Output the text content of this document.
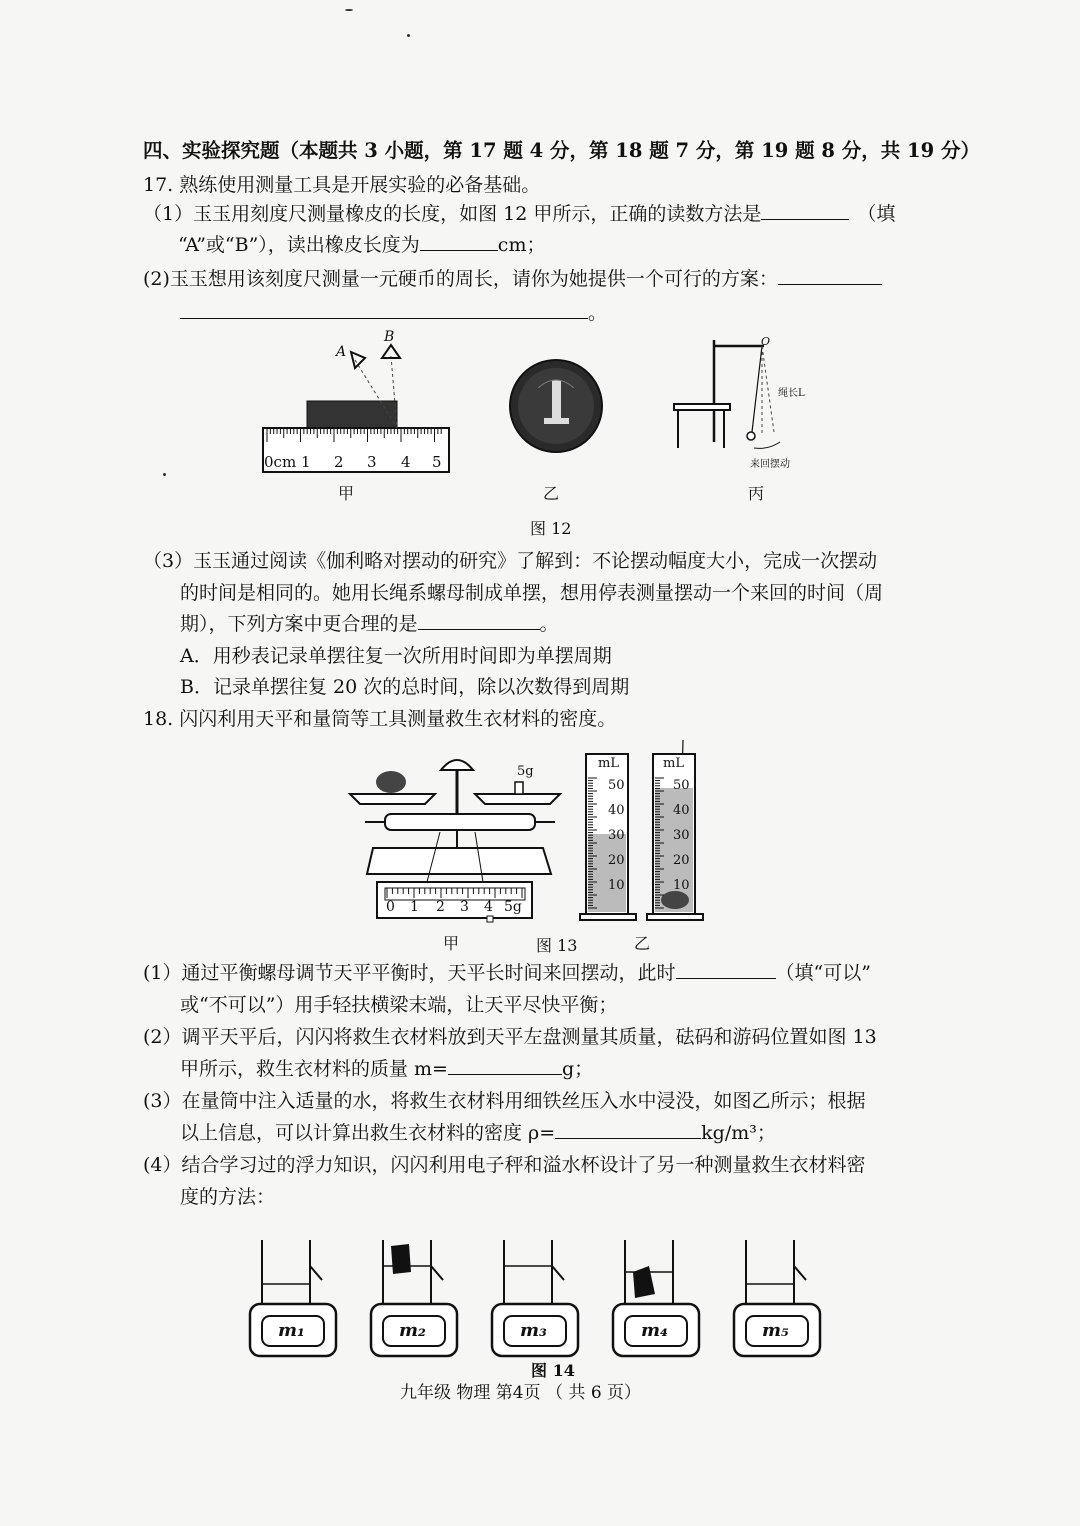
四、实验探究题（本题共 3 小题，第 17 题 4 分，第 18 题 7 分，第 19 题 8 分，共 19 分）
17. 熟练使用测量工具是开展实验的必备基础。
（1）玉玉用刻度尺测量橡皮的长度，如图 12 甲所示，正确的读数方法是	（填
“A”或“B”），读出橡皮长度为	cm；
(2)玉玉想用该刻度尺测量一元硬币的周长，请你为她提供一个可行的方案：
。
A
B
0cm 1 2 3 4 5
O
绳长L
来回摆动
甲	乙	丙
图 12
（3）玉玉通过阅读《伽利略对摆动的研究》了解到：不论摆动幅度大小，完成一次摆动
的时间是相同的。她用长绳系螺母制成单摆，想用停表测量摆动一个来回的时间（周
期），下列方案中更合理的是	。
A．用秒表记录单摆往复一次所用时间即为单摆周期
B．记录单摆往复 20 次的总时间，除以次数得到周期
18. 闪闪利用天平和量筒等工具测量救生衣材料的密度。
5g
0 1 2 3 4 5g
mL
50
40
30
20
10
mL
50
40
30
20
10
甲	图 13	乙
(1）通过平衡螺母调节天平平衡时，天平长时间来回摆动，此时	（填“可以”
或“不可以”）用手轻扶横梁末端，让天平尽快平衡；
(2）调平天平后，闪闪将救生衣材料放到天平左盘测量其质量，砝码和游码位置如图 13
甲所示，救生衣材料的质量 m=	g；
(3）在量筒中注入适量的水，将救生衣材料用细铁丝压入水中浸没，如图乙所示；根据
以上信息，可以计算出救生衣材料的密度 ρ=	kg/m³；
(4）结合学习过的浮力知识，闪闪利用电子秤和溢水杯设计了另一种测量救生衣材料密
度的方法：
m₁	m₂	m₃	m₄	m₅
图 14
九年级 物理 第4页 （ 共 6 页）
++++++++++++++++++++
Task statement:
The records above are to be reproduced exactly; the pictures are to be left out.

Solution to this task:
Output the text content of this document.
四、实验探究题（本题共 3 小题，第 17 题 4 分，第 18 题 7 分，第 19 题 8 分，共 19 分）
17. 熟练使用测量工具是开展实验的必备基础。
（1）玉玉用刻度尺测量橡皮的长度，如图 12 甲所示，正确的读数方法是	（填
“A”或“B”），读出橡皮长度为	cm；
(2)玉玉想用该刻度尺测量一元硬币的周长，请你为她提供一个可行的方案：
。
A
B
0cm 1 2 3 4 5
O
绳长L
来回摆动
甲	乙	丙
图 12
（3）玉玉通过阅读《伽利略对摆动的研究》了解到：不论摆动幅度大小，完成一次摆动
的时间是相同的。她用长绳系螺母制成单摆，想用停表测量摆动一个来回的时间（周
期），下列方案中更合理的是	。
A．用秒表记录单摆往复一次所用时间即为单摆周期
B．记录单摆往复 20 次的总时间，除以次数得到周期
18. 闪闪利用天平和量筒等工具测量救生衣材料的密度。
5g
0 1 2 3 4 5g
mL
50
40
30
20
10
mL
50
40
30
20
10
甲	图 13	乙
(1）通过平衡螺母调节天平平衡时，天平长时间来回摆动，此时	（填“可以”
或“不可以”）用手轻扶横梁末端，让天平尽快平衡；
(2）调平天平后，闪闪将救生衣材料放到天平左盘测量其质量，砝码和游码位置如图 13
甲所示，救生衣材料的质量 m=	g；
(3）在量筒中注入适量的水，将救生衣材料用细铁丝压入水中浸没，如图乙所示；根据
以上信息，可以计算出救生衣材料的密度 ρ=	kg/m³；
(4）结合学习过的浮力知识，闪闪利用电子秤和溢水杯设计了另一种测量救生衣材料密
度的方法：
m₁	m₂	m₃	m₄	m₅
图 14
九年级 物理 第4页 （ 共 6 页）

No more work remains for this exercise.